-- Start of EXCERPT TO READ --
[Date Prev] [Date Next] [Thread Prev] [Thread Next] [Date Index] [Thread Index]


Message 00277: Fwd: [open-gov] Re: footnote to Wonderlich quoting Jacobs



in re thomas lord, troll alert.  :)

but, what specifically are you folks arguing about? is this about patent binders? patent files in xml instead of text? images of the patents all the way back?

my impression was that the basic databases were pretty well taken care of these days, albeit the binders aren't online and a few other nice- to-haves. do you know about freepatentsonline? he does a really nice job. there are a few others out there as well.

Begin forwarded message:

From: "Aaron Swartz" <me@aaronsw.com>
Date: September 19, 2008 3:58:44 PM PDT
To: open-government@googlegroups.com
Subject: [open-gov] Re: footnote to Wonderlich quoting Jacobs
Reply-To: open-government@googlegroups.com


There is a difference between "creating a list of patents" and
making an easily consumed product.

I'm not sure it's as expensive as you seem to imply.

Also, FOIA doesn't work like you think it does, I gather.
You can be charged a fee for an answer to a FOIA request.

I've been filing a lot of FOIA requests lately. FOIA stipulates that
agencies can't charge more than the cost of search and reproduction
(with one unfortunate exception), which I'm happy to pay (it's rarely
more than $20). PTO is charging far, far more than that.

I think your notion that opening up data costs money and there's a
finite amount of money is simply mistaken.

Who does the XML coding?  Who runs the servers?  Who gets 100
little departments to change their 20-year-old procedures?
It costs a lot of money!
-- End of EXCERPT TO READ --
-- Start of SUPPLIED MATERIAL --
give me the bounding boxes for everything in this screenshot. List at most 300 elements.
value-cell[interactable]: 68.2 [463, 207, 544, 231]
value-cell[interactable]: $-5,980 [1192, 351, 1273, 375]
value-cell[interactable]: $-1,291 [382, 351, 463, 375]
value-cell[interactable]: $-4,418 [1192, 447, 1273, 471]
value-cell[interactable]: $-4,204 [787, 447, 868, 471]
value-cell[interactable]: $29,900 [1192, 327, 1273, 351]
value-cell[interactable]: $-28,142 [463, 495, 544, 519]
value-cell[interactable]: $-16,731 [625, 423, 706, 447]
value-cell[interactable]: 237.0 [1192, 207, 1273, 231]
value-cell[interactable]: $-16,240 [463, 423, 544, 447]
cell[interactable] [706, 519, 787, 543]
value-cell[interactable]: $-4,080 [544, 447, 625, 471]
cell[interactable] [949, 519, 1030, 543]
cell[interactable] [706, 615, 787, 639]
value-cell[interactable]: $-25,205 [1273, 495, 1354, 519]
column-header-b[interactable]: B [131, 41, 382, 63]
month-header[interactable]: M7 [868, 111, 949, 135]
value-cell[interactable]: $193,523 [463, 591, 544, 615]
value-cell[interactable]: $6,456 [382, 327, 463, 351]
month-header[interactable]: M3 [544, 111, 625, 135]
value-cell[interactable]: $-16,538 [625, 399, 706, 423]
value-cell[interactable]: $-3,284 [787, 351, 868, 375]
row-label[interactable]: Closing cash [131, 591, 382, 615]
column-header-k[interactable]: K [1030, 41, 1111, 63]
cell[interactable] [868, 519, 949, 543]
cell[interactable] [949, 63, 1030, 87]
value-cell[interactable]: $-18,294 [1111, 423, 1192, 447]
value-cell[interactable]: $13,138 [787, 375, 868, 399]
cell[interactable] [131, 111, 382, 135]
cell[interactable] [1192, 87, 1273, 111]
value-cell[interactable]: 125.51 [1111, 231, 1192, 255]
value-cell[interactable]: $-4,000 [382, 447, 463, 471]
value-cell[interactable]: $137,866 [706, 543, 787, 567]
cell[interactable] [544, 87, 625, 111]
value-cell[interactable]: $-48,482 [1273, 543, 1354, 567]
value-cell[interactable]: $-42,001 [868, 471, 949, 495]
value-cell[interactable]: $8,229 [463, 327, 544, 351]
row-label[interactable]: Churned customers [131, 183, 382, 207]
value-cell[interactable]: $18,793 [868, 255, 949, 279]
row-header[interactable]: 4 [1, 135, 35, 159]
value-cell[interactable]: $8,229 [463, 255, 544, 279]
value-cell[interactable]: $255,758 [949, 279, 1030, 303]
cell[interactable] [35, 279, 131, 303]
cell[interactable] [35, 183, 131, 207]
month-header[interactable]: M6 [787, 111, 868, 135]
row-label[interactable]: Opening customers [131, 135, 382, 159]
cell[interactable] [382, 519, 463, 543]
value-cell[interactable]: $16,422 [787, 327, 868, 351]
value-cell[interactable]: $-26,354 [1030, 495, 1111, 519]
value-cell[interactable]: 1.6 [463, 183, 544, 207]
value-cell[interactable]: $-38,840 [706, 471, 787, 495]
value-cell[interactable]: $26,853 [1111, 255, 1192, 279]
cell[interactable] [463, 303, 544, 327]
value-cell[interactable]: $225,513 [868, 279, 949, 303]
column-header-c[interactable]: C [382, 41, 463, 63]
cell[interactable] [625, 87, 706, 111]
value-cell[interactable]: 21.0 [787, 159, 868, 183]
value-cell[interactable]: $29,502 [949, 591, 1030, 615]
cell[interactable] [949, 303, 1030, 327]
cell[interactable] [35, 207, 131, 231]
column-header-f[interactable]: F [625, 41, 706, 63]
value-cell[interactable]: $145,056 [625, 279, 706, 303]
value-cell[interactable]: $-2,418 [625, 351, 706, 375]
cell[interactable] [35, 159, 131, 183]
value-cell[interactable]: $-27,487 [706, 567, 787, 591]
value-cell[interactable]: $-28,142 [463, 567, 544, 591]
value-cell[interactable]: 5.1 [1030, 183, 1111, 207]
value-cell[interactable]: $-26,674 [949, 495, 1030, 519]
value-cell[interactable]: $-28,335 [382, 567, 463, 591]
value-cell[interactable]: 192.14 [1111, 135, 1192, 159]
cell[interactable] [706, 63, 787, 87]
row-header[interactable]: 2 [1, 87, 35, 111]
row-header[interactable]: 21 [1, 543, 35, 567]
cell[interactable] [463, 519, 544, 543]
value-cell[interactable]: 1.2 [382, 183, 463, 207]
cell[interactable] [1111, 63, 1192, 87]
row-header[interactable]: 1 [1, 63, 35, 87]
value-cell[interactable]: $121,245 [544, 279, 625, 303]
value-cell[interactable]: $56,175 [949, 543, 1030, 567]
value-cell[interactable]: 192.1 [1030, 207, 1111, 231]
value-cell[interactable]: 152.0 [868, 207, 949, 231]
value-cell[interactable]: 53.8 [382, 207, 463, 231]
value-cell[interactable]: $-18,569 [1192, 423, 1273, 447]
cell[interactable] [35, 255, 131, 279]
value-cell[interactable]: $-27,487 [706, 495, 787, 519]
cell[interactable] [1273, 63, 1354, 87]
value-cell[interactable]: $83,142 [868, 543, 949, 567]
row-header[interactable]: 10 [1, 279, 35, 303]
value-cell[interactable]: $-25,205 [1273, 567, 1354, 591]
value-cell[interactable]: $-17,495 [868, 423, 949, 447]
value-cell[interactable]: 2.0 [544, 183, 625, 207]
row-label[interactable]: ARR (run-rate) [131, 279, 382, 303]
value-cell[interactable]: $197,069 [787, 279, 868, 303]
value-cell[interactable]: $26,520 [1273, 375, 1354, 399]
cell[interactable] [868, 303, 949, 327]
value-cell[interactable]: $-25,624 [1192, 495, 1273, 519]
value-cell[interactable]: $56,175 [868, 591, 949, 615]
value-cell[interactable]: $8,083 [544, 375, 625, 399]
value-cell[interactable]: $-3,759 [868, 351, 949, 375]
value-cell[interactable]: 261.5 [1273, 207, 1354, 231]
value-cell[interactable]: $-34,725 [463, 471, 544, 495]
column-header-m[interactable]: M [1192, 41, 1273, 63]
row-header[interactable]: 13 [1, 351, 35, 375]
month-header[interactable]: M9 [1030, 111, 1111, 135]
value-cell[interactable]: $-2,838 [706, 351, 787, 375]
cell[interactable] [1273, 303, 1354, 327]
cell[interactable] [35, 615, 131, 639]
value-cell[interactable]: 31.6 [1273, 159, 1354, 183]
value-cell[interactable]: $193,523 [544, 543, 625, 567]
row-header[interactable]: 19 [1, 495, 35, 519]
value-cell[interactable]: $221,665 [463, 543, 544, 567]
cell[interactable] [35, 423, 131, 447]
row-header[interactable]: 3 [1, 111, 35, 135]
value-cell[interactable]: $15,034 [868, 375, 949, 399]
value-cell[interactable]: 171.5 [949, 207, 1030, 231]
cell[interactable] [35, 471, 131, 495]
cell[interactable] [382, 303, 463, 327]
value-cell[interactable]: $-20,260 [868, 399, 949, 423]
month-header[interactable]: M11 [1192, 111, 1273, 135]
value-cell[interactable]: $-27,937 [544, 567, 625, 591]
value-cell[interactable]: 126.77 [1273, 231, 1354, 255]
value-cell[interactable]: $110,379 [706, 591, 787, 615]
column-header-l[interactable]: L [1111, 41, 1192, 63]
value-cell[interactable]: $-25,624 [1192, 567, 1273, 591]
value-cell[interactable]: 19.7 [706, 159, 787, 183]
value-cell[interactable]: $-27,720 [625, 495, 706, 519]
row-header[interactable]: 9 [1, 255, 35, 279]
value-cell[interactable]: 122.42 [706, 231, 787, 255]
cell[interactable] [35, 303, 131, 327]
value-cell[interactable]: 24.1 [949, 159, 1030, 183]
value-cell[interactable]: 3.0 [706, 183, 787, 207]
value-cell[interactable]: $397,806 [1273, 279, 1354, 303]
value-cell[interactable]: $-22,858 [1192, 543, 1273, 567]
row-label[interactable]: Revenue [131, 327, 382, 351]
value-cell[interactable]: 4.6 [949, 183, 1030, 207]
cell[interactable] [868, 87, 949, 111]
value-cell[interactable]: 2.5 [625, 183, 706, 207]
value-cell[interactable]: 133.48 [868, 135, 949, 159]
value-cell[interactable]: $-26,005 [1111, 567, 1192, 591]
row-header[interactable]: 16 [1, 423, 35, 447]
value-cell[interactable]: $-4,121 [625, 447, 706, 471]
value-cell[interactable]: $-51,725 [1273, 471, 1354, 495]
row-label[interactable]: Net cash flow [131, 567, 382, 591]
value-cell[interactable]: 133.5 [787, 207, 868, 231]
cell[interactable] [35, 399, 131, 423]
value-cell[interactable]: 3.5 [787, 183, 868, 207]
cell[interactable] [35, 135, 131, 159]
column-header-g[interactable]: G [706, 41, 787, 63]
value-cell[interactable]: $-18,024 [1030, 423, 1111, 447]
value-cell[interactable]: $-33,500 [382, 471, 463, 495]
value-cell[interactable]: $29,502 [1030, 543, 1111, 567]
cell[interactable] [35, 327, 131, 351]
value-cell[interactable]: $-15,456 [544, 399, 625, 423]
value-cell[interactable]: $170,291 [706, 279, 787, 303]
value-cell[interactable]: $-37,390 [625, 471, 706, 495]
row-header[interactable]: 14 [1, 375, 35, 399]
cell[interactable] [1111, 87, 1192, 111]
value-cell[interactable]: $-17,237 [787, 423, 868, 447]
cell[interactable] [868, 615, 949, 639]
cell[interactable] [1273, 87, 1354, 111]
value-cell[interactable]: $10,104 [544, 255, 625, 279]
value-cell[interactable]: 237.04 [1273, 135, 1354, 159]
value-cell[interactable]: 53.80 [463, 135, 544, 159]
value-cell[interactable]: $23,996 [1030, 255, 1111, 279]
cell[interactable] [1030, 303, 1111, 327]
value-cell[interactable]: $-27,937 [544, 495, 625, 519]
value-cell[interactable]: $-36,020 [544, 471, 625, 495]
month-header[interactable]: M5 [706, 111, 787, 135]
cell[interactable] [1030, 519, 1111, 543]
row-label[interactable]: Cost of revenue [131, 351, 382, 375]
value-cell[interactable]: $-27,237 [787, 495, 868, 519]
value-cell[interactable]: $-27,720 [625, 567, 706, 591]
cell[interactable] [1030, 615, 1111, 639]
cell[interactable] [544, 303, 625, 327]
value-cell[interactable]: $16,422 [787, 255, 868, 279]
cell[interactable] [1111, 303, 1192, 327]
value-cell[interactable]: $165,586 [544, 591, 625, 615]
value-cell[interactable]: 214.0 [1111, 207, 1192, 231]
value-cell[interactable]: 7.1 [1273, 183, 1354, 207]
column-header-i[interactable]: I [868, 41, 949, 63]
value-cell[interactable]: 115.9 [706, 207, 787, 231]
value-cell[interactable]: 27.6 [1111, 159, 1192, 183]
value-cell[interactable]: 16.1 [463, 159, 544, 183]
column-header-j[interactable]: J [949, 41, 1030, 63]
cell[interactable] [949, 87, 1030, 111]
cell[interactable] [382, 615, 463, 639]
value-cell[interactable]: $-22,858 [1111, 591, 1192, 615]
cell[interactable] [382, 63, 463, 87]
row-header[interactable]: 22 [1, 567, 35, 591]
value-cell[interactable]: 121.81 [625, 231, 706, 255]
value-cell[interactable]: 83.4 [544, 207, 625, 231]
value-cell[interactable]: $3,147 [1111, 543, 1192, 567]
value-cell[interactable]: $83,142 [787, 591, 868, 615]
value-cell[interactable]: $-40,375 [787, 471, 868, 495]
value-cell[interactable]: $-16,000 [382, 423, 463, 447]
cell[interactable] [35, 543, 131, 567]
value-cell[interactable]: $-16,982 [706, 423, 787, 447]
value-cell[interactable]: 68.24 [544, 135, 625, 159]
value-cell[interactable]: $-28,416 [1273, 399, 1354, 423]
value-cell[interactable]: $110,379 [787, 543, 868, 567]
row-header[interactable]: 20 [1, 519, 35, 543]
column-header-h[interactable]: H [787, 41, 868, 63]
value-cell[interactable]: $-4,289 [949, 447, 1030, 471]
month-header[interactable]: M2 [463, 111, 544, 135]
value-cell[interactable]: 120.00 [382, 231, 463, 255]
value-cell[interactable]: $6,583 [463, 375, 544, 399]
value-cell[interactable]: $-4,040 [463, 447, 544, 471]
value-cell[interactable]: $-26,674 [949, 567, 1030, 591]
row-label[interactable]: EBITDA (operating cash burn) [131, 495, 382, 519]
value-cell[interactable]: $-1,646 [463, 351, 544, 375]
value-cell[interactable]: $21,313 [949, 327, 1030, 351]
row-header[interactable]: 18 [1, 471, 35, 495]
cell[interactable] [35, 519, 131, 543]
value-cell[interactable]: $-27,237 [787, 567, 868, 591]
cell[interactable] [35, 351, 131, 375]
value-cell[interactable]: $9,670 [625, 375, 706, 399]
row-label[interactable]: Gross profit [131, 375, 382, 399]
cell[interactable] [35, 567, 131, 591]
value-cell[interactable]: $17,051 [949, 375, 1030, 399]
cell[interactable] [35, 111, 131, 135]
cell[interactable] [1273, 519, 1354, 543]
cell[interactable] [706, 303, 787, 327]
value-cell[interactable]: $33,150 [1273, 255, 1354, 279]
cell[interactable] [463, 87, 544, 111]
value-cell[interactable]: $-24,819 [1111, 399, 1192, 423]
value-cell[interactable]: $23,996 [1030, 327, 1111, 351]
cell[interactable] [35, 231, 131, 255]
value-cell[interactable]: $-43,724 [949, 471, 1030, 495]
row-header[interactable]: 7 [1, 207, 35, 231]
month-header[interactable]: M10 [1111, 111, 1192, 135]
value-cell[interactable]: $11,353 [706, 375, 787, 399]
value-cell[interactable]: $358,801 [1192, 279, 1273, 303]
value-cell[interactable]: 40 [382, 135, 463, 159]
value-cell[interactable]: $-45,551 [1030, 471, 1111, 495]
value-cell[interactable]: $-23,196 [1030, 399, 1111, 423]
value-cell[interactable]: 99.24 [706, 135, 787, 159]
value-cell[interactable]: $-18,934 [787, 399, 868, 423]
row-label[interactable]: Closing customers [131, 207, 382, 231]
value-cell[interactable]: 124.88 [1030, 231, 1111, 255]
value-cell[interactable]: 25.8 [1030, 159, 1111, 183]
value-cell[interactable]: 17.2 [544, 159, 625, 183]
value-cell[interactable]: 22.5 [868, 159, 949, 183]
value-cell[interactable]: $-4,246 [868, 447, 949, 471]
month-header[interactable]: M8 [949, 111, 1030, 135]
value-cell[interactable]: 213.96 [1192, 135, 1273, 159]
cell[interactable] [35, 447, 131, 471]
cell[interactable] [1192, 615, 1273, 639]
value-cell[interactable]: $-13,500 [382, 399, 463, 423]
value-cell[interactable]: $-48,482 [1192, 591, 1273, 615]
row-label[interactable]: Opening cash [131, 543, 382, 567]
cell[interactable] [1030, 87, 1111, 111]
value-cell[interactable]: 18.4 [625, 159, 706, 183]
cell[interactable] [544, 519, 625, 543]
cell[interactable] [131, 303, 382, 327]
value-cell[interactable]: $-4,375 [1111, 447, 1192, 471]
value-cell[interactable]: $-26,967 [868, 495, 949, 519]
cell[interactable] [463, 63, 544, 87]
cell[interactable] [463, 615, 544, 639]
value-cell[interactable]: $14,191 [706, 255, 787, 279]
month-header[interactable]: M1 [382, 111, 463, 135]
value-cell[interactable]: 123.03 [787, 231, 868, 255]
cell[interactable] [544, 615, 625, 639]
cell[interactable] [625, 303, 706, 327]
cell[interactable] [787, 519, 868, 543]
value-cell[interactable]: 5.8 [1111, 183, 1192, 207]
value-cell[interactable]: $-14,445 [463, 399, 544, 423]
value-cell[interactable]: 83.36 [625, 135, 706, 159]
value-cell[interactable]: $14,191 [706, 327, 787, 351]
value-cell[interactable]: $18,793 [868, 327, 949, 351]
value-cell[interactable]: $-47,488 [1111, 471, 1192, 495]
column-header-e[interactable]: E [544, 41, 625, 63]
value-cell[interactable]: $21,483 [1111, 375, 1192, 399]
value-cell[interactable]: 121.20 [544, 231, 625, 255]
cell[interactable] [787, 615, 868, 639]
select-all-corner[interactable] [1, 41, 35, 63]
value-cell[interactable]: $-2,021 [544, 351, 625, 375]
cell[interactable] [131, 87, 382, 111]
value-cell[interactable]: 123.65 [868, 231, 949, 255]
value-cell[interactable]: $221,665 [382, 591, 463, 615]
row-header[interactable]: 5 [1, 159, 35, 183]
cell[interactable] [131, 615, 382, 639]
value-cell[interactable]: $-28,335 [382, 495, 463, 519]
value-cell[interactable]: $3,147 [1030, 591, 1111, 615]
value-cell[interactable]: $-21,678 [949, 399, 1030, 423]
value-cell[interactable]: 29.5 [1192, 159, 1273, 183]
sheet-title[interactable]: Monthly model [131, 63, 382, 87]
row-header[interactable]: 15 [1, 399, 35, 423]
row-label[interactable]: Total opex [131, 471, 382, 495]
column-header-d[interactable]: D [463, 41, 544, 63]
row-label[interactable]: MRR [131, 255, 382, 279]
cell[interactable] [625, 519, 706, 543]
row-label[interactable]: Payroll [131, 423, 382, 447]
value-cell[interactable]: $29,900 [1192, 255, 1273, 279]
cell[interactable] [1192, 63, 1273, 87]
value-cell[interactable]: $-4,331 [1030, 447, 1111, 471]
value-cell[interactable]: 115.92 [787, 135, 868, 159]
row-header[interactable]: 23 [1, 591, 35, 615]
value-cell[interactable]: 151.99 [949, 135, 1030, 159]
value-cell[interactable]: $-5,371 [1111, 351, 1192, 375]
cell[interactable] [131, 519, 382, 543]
-- End of SUPPLIED MATERIAL --
• [GOALS]
1. Duplicate the mailing-list message from "There is a difference" to "more than that.".
2. According to the mailing-list message, what is the most that FOIA lets agencies charge for a request?
3. Write the next part of the mailing-list message, picking up after its final line.

• [RESPONSES]
1.
There is a difference between "creating a list of patents" and
making an easily consumed product.

I'm not sure it's as expensive as you seem to imply.

Also, FOIA doesn't work like you think it does, I gather.
You can be charged a fee for an answer to a FOIA request.

I've been filing a lot of FOIA requests lately. FOIA stipulates that
agencies can't charge more than the cost of search and reproduction
(with one unfortunate exception), which I'm happy to pay (it's rarely
more than $20). PTO is charging far, far more than that.

2. No more than the cost of search and reproduction, with one exception.

3.
It doesn't need to be in XML as far as I'm concerned; any database
dump would be fine. The government doesn't seem to have any problem
running servers, but if they did, p.r.o seems happy to host their
stuff for free. Departments already spend enormous amounts of
resources on FOIA teams and fighting FOIA backlogs and things like
that, and they haven't gone bankrupt yet.

But even if it was, the
government could use auction-style funding mechanisms to raise the
money once and then share it with all; this would be much more
economically efficient.

Please say more.  What kind of auction?  Details?

If your economic idea of auctions turns out to be good then
*this* group (this list) could even take the initiative in discovering
what legal obstacles there are to it and what needs to happen
(e.g., congressional mandate?  or just a directorial decision?
and who needs to be lobbied? etc.)

I think just strengthening FOIA would be preferable.

--~--~---------~--~----~------------~-------~--~----~
You received this message because you are subscribed to the Google Groups "Open Government" group.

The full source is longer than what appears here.